Working data:
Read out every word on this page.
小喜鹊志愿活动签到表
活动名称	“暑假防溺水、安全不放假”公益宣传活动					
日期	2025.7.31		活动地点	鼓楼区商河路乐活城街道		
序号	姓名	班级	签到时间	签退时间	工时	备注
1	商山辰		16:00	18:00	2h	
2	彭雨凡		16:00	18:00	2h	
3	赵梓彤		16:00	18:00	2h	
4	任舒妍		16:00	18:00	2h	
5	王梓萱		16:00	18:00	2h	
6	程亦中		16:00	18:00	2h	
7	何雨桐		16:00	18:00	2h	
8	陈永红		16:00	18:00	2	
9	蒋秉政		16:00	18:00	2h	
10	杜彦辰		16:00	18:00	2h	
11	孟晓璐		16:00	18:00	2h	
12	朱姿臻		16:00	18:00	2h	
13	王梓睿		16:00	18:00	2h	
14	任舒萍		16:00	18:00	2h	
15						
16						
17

Task instructions: Extract each entry in full, exactly as given.

Answer in full:
Read out every word on this page.
小喜鹊志愿活动签到表
活动名称	“暑假防溺水、安全不放假”公益宣传活动					
日期	2025.7.31		活动地点	鼓楼区商河路乐活城街道		
序号	姓名	班级	签到时间	签退时间	工时	备注
1	商山辰		16:00	18:00	2h	
2	彭雨凡		16:00	18:00	2h	
3	赵梓彤		16:00	18:00	2h	
4	任舒妍		16:00	18:00	2h	
5	王梓萱		16:00	18:00	2h	
6	程亦中		16:00	18:00	2h	
7	何雨桐		16:00	18:00	2h	
8	陈永红		16:00	18:00	2	
9	蒋秉政		16:00	18:00	2h	
10	杜彦辰		16:00	18:00	2h	
11	孟晓璐		16:00	18:00	2h	
12	朱姿臻		16:00	18:00	2h	
13	王梓睿		16:00	18:00	2h	
14	任舒萍		16:00	18:00	2h	
15						
16						
17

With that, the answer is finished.